→ Extrait à lire
Les signaux radio à faisceau étroit émis par les satellites balayent une zone étendue – en gros un cercle de 40 kilomètres de diamètre – alors que la communication par laser se resserre sur quelques dizaines de mètres ; il est donc exponentiellement plus difficile de détecter ou de brouiller des lasers. La technologie de Cailabs recourt à ce qu'on appelle la « conversion multiplan de la lumière » pour s’attaquer au plus grand défi de la communication par laser : l’atmosphère. En effet, comme la lumière interagit avec les variations rapides de la densité de l’air, la forme du faisceau laser est déformée au niveau du sol, ce qui fait scintiller le faisceau et interrompt la transmission.

Jérôme Marcelino, chargé d’investissement principal à la Banque européenne d’investissement qui a mené à bien le projet Cailabs, souligne que « financer une entreprise dont la technologie permet une communication plus sécurisée entre la Terre et les satellites est de plus en plus crucial pour la souveraineté de l’Europe, en particulier dans le contexte géopolitique actuel. La technologie optique/laser de Cailabs permet des transmissions de données plus sûres, plus rapides et de plus grande capacité que les systèmes de radiofréquence classiques, ouvrant la voie aux communications spatiales de demain. »

C’est le type d’innovation technologique qui pourrait avoir de vastes répercussions sur la sécurité et la défense de l’Europe, ainsi que sur le fonctionnement d’autres secteurs comme les télécommunications.

Atténuer les turbulences atmosphériques

Certains satellites utilisent déjà des lasers pour communiquer entre eux dans l’espace. Mais la transmission de faisceaux laser à travers l’atmosphère terrestre constitue un défi majeur. L’humidité, le brouillard, la pluie et les variations de température dans l’atmosphère dispersent et déforment les faisceaux laser au point de les rendre impossibles à reconnaître. C'est là que la technologie de Cailabs est véritablement transformatrice. L’entreprise a élaboré des outils optiques de pointe capables de reconstruire les signaux laser dispersés, en réassemblant pour ainsi dire le faisceau afin de récupérer les informations transmises. « Lorsqu’un laser traverse l’atmosphère, le récepteur satellite au sol ne capte pas un faisceau net, mais une multitude de points dispersés », explique Anders Bohlin, expert en technologies spatiales à la Banque européenne d’investissement. « La technologie de Cailabs lit ces configurations et reconstitue le faisceau pour en extraire l’information. C’est une première mondiale. »

→ Consignes de l'exercice
1 - Répondez à ces questions d'après le texte sur Cailabs :
(a) Quel est, en gros, le diamètre de la zone balayée par les signaux radio émis par les satellites ?
(b) Quel poste Jérôme Marcelino occupe-t-il à la Banque européenne d'investissement ?
(c) D'après Anders Bohlin, que capte le récepteur satellite au sol quand un laser traverse l'atmosphère ?
2 - Recopiez tel quel tout le passage du texte sur Cailabs, depuis « Jérôme Marcelino, chargé » jusqu'à « comme les télécommunications. » compris.
Le matériel placé ensuite n'a aucun lien avec le texte sur Cailabs.

Entrées du jeu de données de mise en page:
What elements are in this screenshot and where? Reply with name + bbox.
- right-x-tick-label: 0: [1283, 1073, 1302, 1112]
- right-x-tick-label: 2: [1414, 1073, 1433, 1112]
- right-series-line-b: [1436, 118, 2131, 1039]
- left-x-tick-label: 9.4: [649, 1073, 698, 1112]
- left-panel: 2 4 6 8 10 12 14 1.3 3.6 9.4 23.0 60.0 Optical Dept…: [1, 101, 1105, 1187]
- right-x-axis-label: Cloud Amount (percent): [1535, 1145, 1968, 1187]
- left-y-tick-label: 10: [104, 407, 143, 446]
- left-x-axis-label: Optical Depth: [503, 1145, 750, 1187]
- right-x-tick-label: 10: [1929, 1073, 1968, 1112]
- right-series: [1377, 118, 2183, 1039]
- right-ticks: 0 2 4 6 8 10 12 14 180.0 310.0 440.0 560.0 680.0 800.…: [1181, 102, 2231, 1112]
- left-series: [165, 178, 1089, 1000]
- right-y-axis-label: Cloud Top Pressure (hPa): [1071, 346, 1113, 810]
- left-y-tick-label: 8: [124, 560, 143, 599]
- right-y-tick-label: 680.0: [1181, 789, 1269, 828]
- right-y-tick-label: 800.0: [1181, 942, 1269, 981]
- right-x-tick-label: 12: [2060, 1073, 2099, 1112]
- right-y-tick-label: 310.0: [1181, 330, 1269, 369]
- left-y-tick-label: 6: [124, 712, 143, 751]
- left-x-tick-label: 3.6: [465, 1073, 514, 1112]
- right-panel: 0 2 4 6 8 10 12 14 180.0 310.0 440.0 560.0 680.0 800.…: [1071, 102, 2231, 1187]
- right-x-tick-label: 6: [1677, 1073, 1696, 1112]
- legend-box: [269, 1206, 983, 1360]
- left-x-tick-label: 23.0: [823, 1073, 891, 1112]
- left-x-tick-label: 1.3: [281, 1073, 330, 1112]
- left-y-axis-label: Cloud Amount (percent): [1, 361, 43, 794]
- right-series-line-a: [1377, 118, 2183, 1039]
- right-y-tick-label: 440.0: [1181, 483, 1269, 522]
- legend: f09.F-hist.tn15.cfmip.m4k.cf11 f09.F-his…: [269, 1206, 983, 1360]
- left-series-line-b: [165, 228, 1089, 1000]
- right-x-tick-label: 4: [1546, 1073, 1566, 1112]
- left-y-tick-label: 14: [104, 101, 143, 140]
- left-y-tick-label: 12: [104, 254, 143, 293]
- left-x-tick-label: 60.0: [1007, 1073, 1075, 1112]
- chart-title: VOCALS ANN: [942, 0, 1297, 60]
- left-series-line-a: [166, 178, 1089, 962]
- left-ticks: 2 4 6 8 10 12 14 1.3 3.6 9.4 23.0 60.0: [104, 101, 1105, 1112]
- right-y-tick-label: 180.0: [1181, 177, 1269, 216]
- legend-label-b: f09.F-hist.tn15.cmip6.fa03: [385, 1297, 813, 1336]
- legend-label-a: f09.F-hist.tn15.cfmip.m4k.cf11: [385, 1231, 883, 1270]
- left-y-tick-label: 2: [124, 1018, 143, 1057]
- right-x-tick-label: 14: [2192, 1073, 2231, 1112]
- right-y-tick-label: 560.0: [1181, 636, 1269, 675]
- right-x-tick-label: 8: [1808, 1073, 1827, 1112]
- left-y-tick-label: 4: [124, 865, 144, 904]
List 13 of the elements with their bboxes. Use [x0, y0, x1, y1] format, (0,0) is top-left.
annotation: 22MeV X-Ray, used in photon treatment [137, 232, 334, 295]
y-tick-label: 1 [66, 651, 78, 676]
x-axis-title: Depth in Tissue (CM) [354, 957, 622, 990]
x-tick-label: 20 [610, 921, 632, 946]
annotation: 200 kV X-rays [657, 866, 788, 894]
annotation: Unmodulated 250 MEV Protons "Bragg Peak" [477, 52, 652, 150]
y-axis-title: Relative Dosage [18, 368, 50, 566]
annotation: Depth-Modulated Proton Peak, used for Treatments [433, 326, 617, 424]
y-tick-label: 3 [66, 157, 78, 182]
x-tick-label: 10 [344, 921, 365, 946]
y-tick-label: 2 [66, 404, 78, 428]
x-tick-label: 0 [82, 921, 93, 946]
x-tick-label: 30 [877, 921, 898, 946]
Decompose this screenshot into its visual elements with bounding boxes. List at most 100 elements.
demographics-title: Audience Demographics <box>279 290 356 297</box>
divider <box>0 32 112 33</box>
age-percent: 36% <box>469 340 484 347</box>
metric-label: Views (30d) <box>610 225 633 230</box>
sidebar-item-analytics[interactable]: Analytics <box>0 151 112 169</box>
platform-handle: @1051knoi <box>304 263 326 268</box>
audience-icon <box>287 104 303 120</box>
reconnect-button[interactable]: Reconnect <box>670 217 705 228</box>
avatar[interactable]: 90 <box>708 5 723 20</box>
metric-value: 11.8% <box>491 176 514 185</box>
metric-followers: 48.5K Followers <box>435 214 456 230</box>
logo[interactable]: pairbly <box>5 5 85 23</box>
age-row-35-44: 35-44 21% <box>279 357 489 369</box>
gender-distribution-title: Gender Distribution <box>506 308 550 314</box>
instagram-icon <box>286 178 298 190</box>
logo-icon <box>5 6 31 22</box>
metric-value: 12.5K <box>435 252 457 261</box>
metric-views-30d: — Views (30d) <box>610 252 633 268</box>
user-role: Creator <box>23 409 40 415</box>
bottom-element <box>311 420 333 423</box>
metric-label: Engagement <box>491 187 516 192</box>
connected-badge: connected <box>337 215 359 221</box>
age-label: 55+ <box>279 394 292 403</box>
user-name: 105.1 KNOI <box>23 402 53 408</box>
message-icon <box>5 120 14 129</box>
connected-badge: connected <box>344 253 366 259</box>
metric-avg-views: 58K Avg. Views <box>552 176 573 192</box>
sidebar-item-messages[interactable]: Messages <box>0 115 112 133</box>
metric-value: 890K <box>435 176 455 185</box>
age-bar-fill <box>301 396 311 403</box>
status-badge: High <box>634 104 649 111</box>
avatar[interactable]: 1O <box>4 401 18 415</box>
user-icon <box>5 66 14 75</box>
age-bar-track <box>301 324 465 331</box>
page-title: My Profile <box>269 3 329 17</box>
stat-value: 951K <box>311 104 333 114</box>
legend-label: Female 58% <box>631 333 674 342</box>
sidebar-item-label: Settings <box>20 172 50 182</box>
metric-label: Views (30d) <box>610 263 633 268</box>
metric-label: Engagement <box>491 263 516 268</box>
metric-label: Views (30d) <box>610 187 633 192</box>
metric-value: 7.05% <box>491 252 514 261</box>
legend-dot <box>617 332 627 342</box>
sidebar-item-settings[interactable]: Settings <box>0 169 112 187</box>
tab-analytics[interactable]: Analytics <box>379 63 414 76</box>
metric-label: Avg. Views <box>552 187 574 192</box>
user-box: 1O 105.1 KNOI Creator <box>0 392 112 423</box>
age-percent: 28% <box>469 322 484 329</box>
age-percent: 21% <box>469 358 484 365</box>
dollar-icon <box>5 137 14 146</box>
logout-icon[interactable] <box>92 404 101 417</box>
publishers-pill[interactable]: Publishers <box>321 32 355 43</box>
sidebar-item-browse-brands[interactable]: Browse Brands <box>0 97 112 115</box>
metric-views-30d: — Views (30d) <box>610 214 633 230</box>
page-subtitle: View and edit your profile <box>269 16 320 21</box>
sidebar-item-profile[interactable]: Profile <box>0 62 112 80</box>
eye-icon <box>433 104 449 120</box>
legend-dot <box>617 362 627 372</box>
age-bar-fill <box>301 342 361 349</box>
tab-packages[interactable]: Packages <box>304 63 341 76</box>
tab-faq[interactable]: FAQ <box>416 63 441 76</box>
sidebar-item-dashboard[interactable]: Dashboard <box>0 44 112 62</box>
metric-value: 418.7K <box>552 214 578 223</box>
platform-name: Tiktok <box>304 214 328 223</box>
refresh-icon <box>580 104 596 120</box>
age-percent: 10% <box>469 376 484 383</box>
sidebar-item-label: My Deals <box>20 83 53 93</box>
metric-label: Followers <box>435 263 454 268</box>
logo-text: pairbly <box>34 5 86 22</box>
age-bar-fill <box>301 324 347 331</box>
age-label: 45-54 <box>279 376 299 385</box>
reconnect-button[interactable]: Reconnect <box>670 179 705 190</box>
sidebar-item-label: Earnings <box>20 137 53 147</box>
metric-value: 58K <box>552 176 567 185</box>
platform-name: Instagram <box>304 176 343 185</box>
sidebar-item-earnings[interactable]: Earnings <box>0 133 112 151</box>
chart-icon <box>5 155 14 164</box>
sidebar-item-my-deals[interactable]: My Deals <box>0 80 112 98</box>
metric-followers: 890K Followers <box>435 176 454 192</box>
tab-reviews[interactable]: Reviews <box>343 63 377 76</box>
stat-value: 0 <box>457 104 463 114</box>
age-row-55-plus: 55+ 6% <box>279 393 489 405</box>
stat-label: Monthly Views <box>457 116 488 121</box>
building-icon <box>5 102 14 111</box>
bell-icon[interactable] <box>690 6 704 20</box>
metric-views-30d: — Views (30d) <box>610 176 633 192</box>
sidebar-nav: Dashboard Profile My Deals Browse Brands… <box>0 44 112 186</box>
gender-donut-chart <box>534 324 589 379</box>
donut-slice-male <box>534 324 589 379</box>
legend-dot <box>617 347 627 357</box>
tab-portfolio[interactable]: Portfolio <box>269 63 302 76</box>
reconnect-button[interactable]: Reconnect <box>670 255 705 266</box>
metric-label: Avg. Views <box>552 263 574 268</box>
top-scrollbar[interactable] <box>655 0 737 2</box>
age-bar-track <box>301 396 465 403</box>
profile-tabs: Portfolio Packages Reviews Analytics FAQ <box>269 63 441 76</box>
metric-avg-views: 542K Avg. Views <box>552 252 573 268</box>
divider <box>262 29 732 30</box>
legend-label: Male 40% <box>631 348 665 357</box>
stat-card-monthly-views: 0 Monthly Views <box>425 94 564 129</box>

→ Réponses dans l'ordre
1 -
(a) Environ 40 kilomètres.
(b) Il est chargé d'investissement principal.
(c) Une multitude de points dispersés, et non un faisceau net.

2 -
Jérôme Marcelino, chargé d’investissement principal à la Banque européenne d’investissement qui a mené à bien le projet Cailabs, souligne que « financer une entreprise dont la technologie permet une communication plus sécurisée entre la Terre et les satellites est de plus en plus crucial pour la souveraineté de l’Europe, en particulier dans le contexte géopolitique actuel. La technologie optique/laser de Cailabs permet des transmissions de données plus sûres, plus rapides et de plus grande capacité que les systèmes de radiofréquence classiques, ouvrant la voie aux communications spatiales de demain. »

C’est le type d’innovation technologique qui pourrait avoir de vastes répercussions sur la sécurité et la défense de l’Europe, ainsi que sur le fonctionnement d’autres secteurs comme les télécommunications.